** START **

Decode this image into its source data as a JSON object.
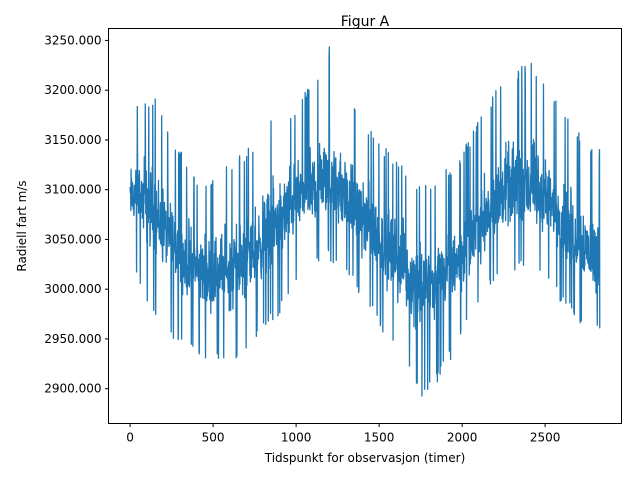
{
  "chart_data": {
    "type": "line",
    "title": "Figur A",
    "xlabel": "Tidspunkt for observasjon (timer)",
    "ylabel": "Radiell fart m/s",
    "xlim": [
      -130,
      2960
    ],
    "ylim": [
      2865,
      3262
    ],
    "xticks": [
      0,
      500,
      1000,
      1500,
      2000,
      2500
    ],
    "yticks": [
      2900,
      2950,
      3000,
      3050,
      3100,
      3150,
      3200,
      3250
    ],
    "ytick_labels": [
      "2900.000",
      "2950.000",
      "3000.000",
      "3050.000",
      "3100.000",
      "3150.000",
      "3200.000",
      "3250.000"
    ],
    "grid": false,
    "legend": "none",
    "series": [
      {
        "color": "#1f77b4",
        "x": [
          0,
          50,
          100,
          150,
          200,
          250,
          300,
          350,
          400,
          450,
          500,
          550,
          600,
          650,
          700,
          750,
          800,
          850,
          900,
          950,
          1000,
          1050,
          1100,
          1150,
          1200,
          1250,
          1300,
          1350,
          1400,
          1450,
          1500,
          1550,
          1600,
          1650,
          1700,
          1750,
          1800,
          1850,
          1900,
          1950,
          2000,
          2050,
          2100,
          2150,
          2200,
          2250,
          2300,
          2350,
          2400,
          2450,
          2500,
          2550,
          2600,
          2650,
          2700,
          2750,
          2800,
          2830
        ],
        "center": [
          3090,
          3095,
          3085,
          3075,
          3060,
          3045,
          3035,
          3025,
          3020,
          3015,
          3015,
          3020,
          3020,
          3025,
          3030,
          3040,
          3050,
          3060,
          3070,
          3080,
          3090,
          3095,
          3100,
          3105,
          3105,
          3100,
          3090,
          3080,
          3070,
          3060,
          3050,
          3040,
          3030,
          3020,
          3010,
          3010,
          3005,
          3010,
          3015,
          3025,
          3035,
          3045,
          3060,
          3075,
          3085,
          3095,
          3100,
          3105,
          3100,
          3095,
          3090,
          3080,
          3070,
          3060,
          3050,
          3040,
          3030,
          3025
        ],
        "low": [
          3030,
          3010,
          2985,
          2975,
          2965,
          2950,
          2945,
          2935,
          2935,
          2930,
          2925,
          2930,
          2915,
          2925,
          2935,
          2945,
          2955,
          2965,
          2975,
          2990,
          3005,
          3010,
          3020,
          3025,
          3030,
          3020,
          3015,
          3000,
          2990,
          2975,
          2960,
          2950,
          2935,
          2925,
          2910,
          2890,
          2900,
          2905,
          2920,
          2935,
          2950,
          2965,
          2980,
          2995,
          3005,
          3010,
          3015,
          3020,
          3015,
          3010,
          3005,
          2995,
          2985,
          2975,
          2965,
          2960,
          2950,
          2955
        ],
        "high": [
          3170,
          3190,
          3195,
          3195,
          3175,
          3150,
          3140,
          3130,
          3115,
          3110,
          3115,
          3120,
          3125,
          3140,
          3140,
          3150,
          3160,
          3170,
          3175,
          3180,
          3185,
          3200,
          3210,
          3220,
          3245,
          3210,
          3195,
          3185,
          3170,
          3160,
          3150,
          3140,
          3130,
          3125,
          3110,
          3105,
          3105,
          3110,
          3120,
          3130,
          3140,
          3155,
          3170,
          3190,
          3200,
          3210,
          3215,
          3225,
          3230,
          3225,
          3210,
          3195,
          3180,
          3170,
          3160,
          3150,
          3145,
          3140
        ]
      }
    ]
  }
}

** END **

_Goal of the exercise_: Without the pictures, return all the records precisely as they stand.

_Expected answer_:
Decode this image into its source data as a JSON object.
{
  "chart_data": {
    "type": "line",
    "title": "Figur A",
    "xlabel": "Tidspunkt for observasjon (timer)",
    "ylabel": "Radiell fart m/s",
    "xlim": [
      -130,
      2960
    ],
    "ylim": [
      2865,
      3262
    ],
    "xticks": [
      0,
      500,
      1000,
      1500,
      2000,
      2500
    ],
    "yticks": [
      2900,
      2950,
      3000,
      3050,
      3100,
      3150,
      3200,
      3250
    ],
    "ytick_labels": [
      "2900.000",
      "2950.000",
      "3000.000",
      "3050.000",
      "3100.000",
      "3150.000",
      "3200.000",
      "3250.000"
    ],
    "grid": false,
    "legend": "none",
    "series": [
      {
        "color": "#1f77b4",
        "x": [
          0,
          50,
          100,
          150,
          200,
          250,
          300,
          350,
          400,
          450,
          500,
          550,
          600,
          650,
          700,
          750,
          800,
          850,
          900,
          950,
          1000,
          1050,
          1100,
          1150,
          1200,
          1250,
          1300,
          1350,
          1400,
          1450,
          1500,
          1550,
          1600,
          1650,
          1700,
          1750,
          1800,
          1850,
          1900,
          1950,
          2000,
          2050,
          2100,
          2150,
          2200,
          2250,
          2300,
          2350,
          2400,
          2450,
          2500,
          2550,
          2600,
          2650,
          2700,
          2750,
          2800,
          2830
        ],
        "center": [
          3090,
          3095,
          3085,
          3075,
          3060,
          3045,
          3035,
          3025,
          3020,
          3015,
          3015,
          3020,
          3020,
          3025,
          3030,
          3040,
          3050,
          3060,
          3070,
          3080,
          3090,
          3095,
          3100,
          3105,
          3105,
          3100,
          3090,
          3080,
          3070,
          3060,
          3050,
          3040,
          3030,
          3020,
          3010,
          3010,
          3005,
          3010,
          3015,
          3025,
          3035,
          3045,
          3060,
          3075,
          3085,
          3095,
          3100,
          3105,
          3100,
          3095,
          3090,
          3080,
          3070,
          3060,
          3050,
          3040,
          3030,
          3025
        ],
        "low": [
          3030,
          3010,
          2985,
          2975,
          2965,
          2950,
          2945,
          2935,
          2935,
          2930,
          2925,
          2930,
          2915,
          2925,
          2935,
          2945,
          2955,
          2965,
          2975,
          2990,
          3005,
          3010,
          3020,
          3025,
          3030,
          3020,
          3015,
          3000,
          2990,
          2975,
          2960,
          2950,
          2935,
          2925,
          2910,
          2890,
          2900,
          2905,
          2920,
          2935,
          2950,
          2965,
          2980,
          2995,
          3005,
          3010,
          3015,
          3020,
          3015,
          3010,
          3005,
          2995,
          2985,
          2975,
          2965,
          2960,
          2950,
          2955
        ],
        "high": [
          3170,
          3190,
          3195,
          3195,
          3175,
          3150,
          3140,
          3130,
          3115,
          3110,
          3115,
          3120,
          3125,
          3140,
          3140,
          3150,
          3160,
          3170,
          3175,
          3180,
          3185,
          3200,
          3210,
          3220,
          3245,
          3210,
          3195,
          3185,
          3170,
          3160,
          3150,
          3140,
          3130,
          3125,
          3110,
          3105,
          3105,
          3110,
          3120,
          3130,
          3140,
          3155,
          3170,
          3190,
          3200,
          3210,
          3215,
          3225,
          3230,
          3225,
          3210,
          3195,
          3180,
          3170,
          3160,
          3150,
          3145,
          3140
        ]
      }
    ]
  }
}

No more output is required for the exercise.